*Problem details*.
Print out the material that follows word for word.

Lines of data
*-*-*

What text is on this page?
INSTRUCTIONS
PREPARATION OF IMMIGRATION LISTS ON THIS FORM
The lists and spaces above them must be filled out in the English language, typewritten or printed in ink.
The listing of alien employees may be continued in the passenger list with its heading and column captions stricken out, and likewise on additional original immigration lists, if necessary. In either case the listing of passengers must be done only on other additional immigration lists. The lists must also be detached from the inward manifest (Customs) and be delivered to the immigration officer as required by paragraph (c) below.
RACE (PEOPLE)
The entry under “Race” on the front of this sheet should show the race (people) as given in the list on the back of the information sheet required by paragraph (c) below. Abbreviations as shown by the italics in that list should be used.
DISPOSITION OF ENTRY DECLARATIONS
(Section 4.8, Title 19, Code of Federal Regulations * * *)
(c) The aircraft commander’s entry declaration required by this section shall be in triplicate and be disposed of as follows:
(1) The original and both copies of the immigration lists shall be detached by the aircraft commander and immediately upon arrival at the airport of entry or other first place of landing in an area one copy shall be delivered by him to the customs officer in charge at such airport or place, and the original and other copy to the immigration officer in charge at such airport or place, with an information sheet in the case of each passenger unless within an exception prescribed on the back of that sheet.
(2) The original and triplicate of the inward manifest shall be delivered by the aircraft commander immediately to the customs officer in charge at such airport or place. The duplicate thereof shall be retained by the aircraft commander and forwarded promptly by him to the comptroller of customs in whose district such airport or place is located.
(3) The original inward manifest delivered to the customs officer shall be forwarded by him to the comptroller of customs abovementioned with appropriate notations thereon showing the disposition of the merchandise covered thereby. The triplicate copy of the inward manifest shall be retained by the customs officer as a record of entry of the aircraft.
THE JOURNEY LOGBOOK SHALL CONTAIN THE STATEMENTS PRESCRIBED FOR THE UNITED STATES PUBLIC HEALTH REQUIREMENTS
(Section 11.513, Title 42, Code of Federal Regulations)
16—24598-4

*-*-*

*Response to this task*.
What text is on this page?
INSTRUCTIONS
PREPARATION OF IMMIGRATION LISTS ON THIS FORM
The lists and spaces above them must be filled out in the English language, typewritten or printed in ink.
The listing of alien employees may be continued in the passenger list with its heading and column captions stricken out, and likewise on additional original immigration lists, if necessary. In either case the listing of passengers must be done only on other additional immigration lists. The lists must also be detached from the inward manifest (Customs) and be delivered to the immigration officer as required by paragraph (c) below.
RACE (PEOPLE)
The entry under “Race” on the front of this sheet should show the race (people) as given in the list on the back of the information sheet required by paragraph (c) below. Abbreviations as shown by the italics in that list should be used.
DISPOSITION OF ENTRY DECLARATIONS
(Section 4.8, Title 19, Code of Federal Regulations * * *)
(c) The aircraft commander’s entry declaration required by this section shall be in triplicate and be disposed of as follows:
(1) The original and both copies of the immigration lists shall be detached by the aircraft commander and immediately upon arrival at the airport of entry or other first place of landing in an area one copy shall be delivered by him to the customs officer in charge at such airport or place, and the original and other copy to the immigration officer in charge at such airport or place, with an information sheet in the case of each passenger unless within an exception prescribed on the back of that sheet.
(2) The original and triplicate of the inward manifest shall be delivered by the aircraft commander immediately to the customs officer in charge at such airport or place. The duplicate thereof shall be retained by the aircraft commander and forwarded promptly by him to the comptroller of customs in whose district such airport or place is located.
(3) The original inward manifest delivered to the customs officer shall be forwarded by him to the comptroller of customs abovementioned with appropriate notations thereon showing the disposition of the merchandise covered thereby. The triplicate copy of the inward manifest shall be retained by the customs officer as a record of entry of the aircraft.
THE JOURNEY LOGBOOK SHALL CONTAIN THE STATEMENTS PRESCRIBED FOR THE UNITED STATES PUBLIC HEALTH REQUIREMENTS
(Section 11.513, Title 42, Code of Federal Regulations)
16—24598-4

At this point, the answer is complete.